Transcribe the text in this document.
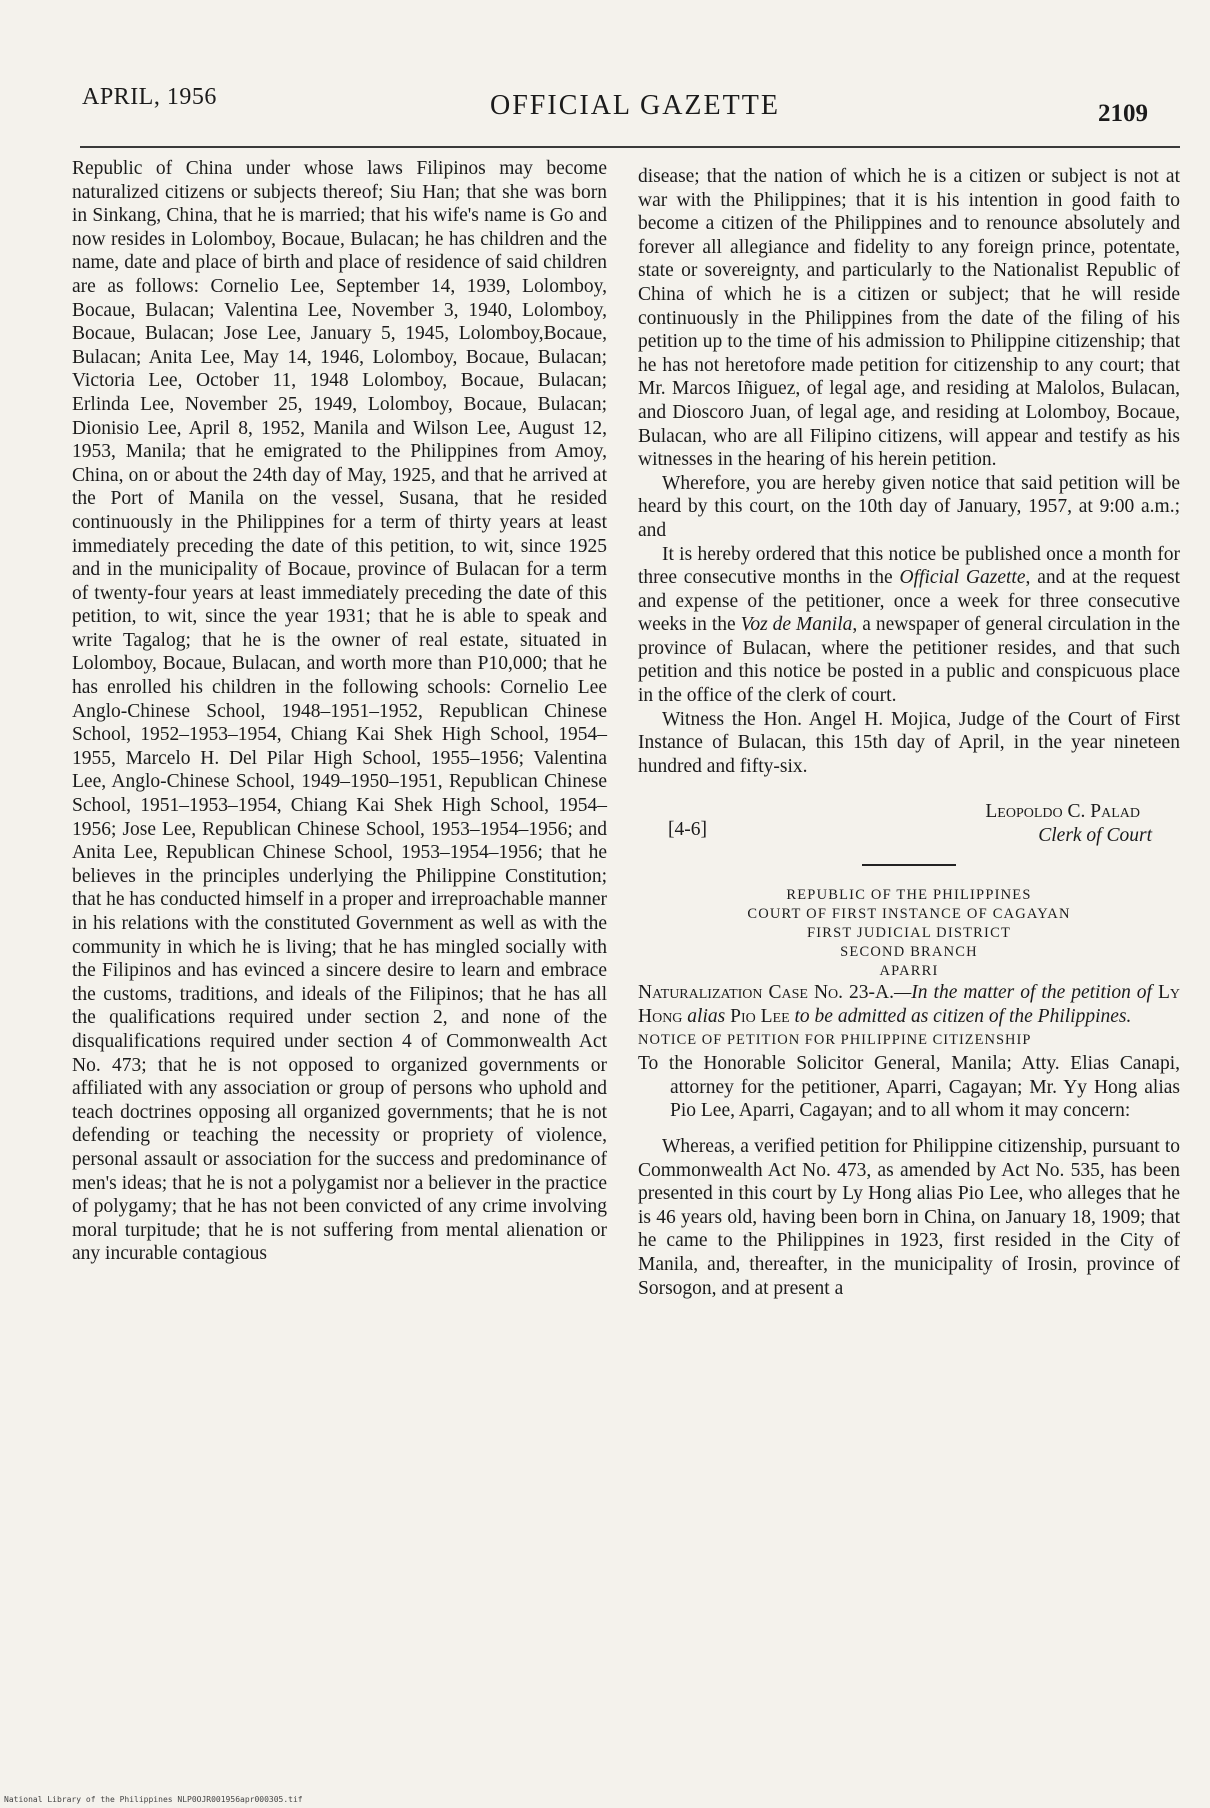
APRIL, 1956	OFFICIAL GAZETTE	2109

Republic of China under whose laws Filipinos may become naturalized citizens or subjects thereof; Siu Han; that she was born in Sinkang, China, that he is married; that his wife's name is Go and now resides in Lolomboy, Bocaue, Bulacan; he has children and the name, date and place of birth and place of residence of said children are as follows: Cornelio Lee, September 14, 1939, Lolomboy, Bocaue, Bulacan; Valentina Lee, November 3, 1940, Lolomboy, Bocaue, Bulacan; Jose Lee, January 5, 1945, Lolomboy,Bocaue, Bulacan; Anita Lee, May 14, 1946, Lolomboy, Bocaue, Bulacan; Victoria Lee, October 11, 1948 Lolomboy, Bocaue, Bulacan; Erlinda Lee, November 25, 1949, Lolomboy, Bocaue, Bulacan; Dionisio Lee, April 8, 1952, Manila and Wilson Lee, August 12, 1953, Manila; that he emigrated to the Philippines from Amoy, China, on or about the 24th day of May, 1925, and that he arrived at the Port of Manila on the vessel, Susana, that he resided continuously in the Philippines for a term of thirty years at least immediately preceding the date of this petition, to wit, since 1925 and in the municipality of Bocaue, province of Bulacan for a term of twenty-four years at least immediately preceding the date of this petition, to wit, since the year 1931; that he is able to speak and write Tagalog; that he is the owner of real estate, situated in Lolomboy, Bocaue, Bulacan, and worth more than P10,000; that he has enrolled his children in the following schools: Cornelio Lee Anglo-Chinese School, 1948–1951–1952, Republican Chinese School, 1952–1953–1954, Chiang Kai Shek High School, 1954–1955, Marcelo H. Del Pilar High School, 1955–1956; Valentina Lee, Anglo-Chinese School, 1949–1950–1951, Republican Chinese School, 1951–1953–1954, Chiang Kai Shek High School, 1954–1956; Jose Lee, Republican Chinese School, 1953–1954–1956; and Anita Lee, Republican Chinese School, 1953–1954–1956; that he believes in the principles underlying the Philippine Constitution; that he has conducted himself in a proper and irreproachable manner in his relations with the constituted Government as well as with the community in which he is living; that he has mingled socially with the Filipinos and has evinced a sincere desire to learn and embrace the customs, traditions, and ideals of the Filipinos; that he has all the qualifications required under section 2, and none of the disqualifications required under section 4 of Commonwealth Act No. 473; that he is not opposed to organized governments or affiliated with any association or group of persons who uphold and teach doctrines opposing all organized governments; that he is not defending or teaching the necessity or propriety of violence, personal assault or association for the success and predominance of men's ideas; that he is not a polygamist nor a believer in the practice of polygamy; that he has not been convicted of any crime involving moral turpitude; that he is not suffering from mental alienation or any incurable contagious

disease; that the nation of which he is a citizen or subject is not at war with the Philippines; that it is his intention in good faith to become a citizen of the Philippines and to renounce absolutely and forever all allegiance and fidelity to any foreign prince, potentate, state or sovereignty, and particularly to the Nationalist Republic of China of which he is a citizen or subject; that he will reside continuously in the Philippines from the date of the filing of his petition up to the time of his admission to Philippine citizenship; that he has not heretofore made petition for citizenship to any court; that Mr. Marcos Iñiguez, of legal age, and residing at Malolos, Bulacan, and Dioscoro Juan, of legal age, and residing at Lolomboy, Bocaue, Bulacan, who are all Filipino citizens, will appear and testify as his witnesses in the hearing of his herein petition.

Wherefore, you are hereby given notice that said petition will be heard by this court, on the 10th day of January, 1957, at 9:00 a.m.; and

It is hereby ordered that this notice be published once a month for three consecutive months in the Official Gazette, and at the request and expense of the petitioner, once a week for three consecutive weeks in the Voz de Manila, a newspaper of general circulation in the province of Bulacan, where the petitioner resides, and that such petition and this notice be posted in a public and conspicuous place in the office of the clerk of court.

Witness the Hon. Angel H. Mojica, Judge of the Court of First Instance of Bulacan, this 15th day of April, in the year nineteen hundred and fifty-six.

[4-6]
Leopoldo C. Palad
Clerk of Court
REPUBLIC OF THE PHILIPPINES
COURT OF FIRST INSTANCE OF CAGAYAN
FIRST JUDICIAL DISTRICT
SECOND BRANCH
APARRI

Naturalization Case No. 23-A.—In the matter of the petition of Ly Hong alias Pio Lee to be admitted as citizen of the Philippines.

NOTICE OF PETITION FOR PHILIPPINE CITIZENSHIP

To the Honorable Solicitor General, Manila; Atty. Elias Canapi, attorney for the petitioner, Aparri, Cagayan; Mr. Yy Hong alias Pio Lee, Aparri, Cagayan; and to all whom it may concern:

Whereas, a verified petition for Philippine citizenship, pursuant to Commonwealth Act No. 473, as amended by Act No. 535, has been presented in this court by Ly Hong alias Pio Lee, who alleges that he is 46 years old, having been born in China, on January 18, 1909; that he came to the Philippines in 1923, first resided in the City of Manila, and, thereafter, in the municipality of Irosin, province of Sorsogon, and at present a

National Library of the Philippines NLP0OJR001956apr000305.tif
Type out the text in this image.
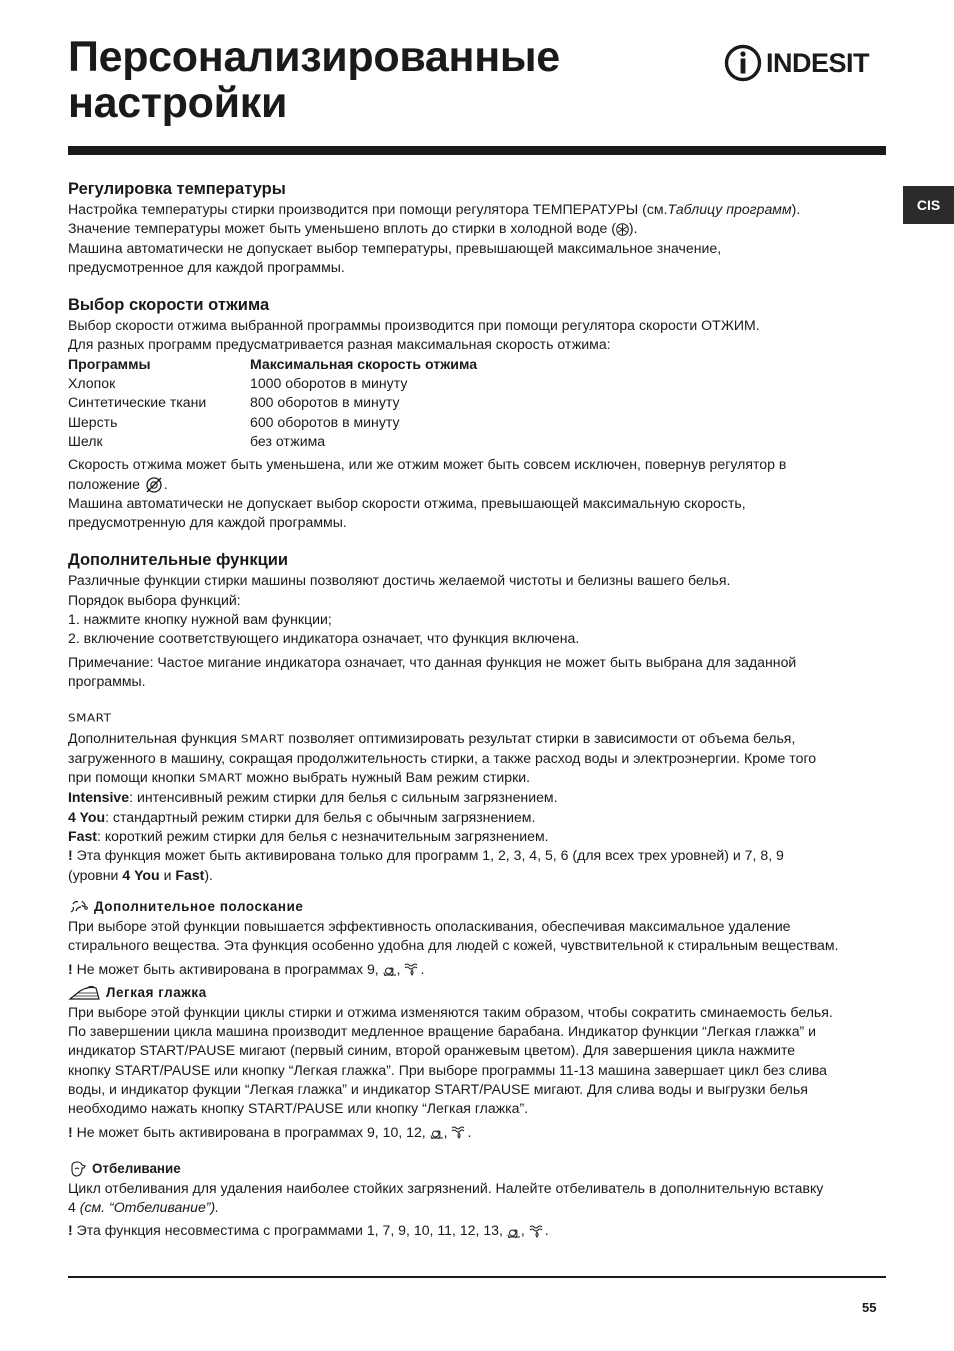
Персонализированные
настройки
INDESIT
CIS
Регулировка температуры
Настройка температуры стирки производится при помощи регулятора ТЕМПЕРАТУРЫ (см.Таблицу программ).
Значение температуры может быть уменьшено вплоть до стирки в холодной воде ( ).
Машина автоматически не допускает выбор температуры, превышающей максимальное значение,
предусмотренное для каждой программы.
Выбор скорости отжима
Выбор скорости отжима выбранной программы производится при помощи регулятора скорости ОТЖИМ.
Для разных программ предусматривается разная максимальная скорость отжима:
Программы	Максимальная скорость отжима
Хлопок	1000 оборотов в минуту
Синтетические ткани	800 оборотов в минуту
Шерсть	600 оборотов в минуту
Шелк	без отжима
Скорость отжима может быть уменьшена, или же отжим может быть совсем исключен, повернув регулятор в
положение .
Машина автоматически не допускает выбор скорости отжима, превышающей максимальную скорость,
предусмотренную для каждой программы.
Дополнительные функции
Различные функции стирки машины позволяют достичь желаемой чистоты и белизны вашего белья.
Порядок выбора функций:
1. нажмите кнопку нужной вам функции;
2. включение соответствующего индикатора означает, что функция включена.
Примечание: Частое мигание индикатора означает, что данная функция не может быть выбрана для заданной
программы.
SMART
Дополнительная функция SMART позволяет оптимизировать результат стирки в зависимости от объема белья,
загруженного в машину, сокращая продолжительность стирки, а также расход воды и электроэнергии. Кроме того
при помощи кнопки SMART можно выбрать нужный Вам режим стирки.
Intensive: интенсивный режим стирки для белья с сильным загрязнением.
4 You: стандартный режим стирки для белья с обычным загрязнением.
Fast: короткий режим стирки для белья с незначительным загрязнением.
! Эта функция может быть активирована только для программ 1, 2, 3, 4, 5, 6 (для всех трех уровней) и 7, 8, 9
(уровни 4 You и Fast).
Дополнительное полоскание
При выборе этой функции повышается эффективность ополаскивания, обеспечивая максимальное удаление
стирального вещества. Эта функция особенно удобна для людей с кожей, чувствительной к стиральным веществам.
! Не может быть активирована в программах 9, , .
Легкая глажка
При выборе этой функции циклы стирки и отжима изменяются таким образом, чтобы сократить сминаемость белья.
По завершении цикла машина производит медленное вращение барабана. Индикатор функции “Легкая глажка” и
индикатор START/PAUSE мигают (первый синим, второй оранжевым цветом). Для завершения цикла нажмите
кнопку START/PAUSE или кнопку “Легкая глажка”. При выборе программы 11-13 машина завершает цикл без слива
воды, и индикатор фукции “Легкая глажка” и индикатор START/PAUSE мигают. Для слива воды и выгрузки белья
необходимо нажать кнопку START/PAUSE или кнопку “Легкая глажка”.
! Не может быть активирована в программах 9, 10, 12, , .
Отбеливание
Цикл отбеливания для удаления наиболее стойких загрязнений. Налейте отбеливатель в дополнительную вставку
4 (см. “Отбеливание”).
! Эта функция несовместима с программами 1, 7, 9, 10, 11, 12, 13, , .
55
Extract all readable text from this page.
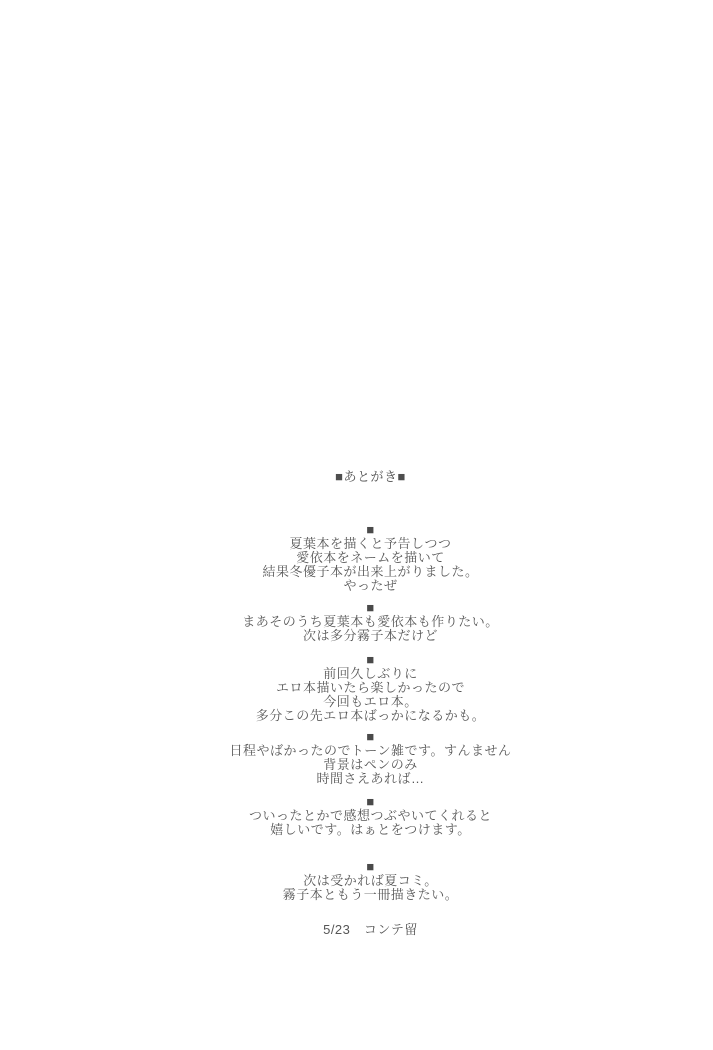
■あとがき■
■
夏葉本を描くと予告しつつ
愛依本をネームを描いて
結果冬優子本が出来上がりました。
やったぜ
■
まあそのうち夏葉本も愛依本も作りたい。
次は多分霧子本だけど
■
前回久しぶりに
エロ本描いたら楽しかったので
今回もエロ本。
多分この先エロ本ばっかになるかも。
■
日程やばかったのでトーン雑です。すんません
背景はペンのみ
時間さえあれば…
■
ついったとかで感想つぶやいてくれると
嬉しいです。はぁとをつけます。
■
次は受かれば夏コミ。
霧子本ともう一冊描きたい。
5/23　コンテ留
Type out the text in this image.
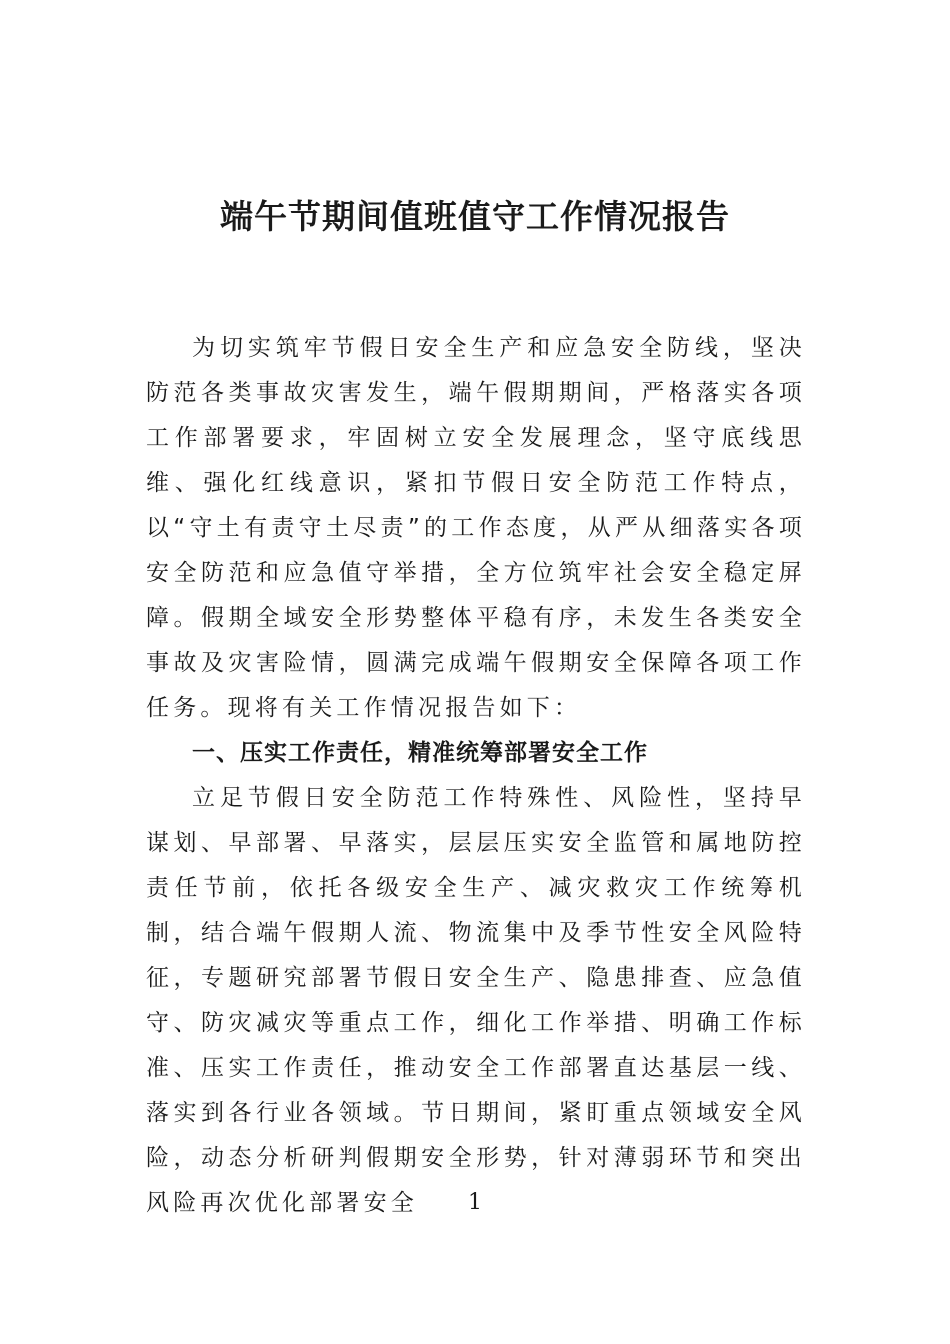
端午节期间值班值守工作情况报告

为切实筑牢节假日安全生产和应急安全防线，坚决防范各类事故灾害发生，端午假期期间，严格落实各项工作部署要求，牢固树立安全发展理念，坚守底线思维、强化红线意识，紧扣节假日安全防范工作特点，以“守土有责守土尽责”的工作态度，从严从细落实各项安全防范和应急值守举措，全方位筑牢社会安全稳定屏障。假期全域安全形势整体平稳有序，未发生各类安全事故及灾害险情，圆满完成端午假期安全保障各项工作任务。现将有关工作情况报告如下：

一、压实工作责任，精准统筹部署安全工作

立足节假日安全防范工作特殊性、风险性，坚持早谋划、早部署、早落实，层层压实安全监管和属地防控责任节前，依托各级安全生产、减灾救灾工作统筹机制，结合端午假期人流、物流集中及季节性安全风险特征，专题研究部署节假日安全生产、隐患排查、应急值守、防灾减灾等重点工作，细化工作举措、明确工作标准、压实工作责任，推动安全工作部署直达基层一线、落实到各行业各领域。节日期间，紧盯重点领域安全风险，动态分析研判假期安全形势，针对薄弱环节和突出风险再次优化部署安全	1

────

**Exercise**
Produce an exact reproduction of the lines from the line containing "Extract all readable text from this page." through the last line of the records. Any picture is left out.

**Written solution**
Extract all readable text from this page.
■あとがき■
■
夏葉本を描くと予告しつつ
愛依本をネームを描いて
結果冬優子本が出来上がりました。
やったぜ
■
まあそのうち夏葉本も愛依本も作りたい。
次は多分霧子本だけど
■
前回久しぶりに
エロ本描いたら楽しかったので
今回もエロ本。
多分この先エロ本ばっかになるかも。
■
日程やばかったのでトーン雑です。すんません
背景はペンのみ
時間さえあれば…
■
ついったとかで感想つぶやいてくれると
嬉しいです。はぁとをつけます。
■
次は受かれば夏コミ。
霧子本ともう一冊描きたい。
5/23　コンテ留
Type out the text in this image.
端午节期间值班值守工作情况报告

为切实筑牢节假日安全生产和应急安全防线，坚决防范各类事故灾害发生，端午假期期间，严格落实各项工作部署要求，牢固树立安全发展理念，坚守底线思维、强化红线意识，紧扣节假日安全防范工作特点，以“守土有责守土尽责”的工作态度，从严从细落实各项安全防范和应急值守举措，全方位筑牢社会安全稳定屏障。假期全域安全形势整体平稳有序，未发生各类安全事故及灾害险情，圆满完成端午假期安全保障各项工作任务。现将有关工作情况报告如下：

一、压实工作责任，精准统筹部署安全工作

立足节假日安全防范工作特殊性、风险性，坚持早谋划、早部署、早落实，层层压实安全监管和属地防控责任节前，依托各级安全生产、减灾救灾工作统筹机制，结合端午假期人流、物流集中及季节性安全风险特征，专题研究部署节假日安全生产、隐患排查、应急值守、防灾减灾等重点工作，细化工作举措、明确工作标准、压实工作责任，推动安全工作部署直达基层一线、落实到各行业各领域。节日期间，紧盯重点领域安全风险，动态分析研判假期安全形势，针对薄弱环节和突出风险再次优化部署安全	1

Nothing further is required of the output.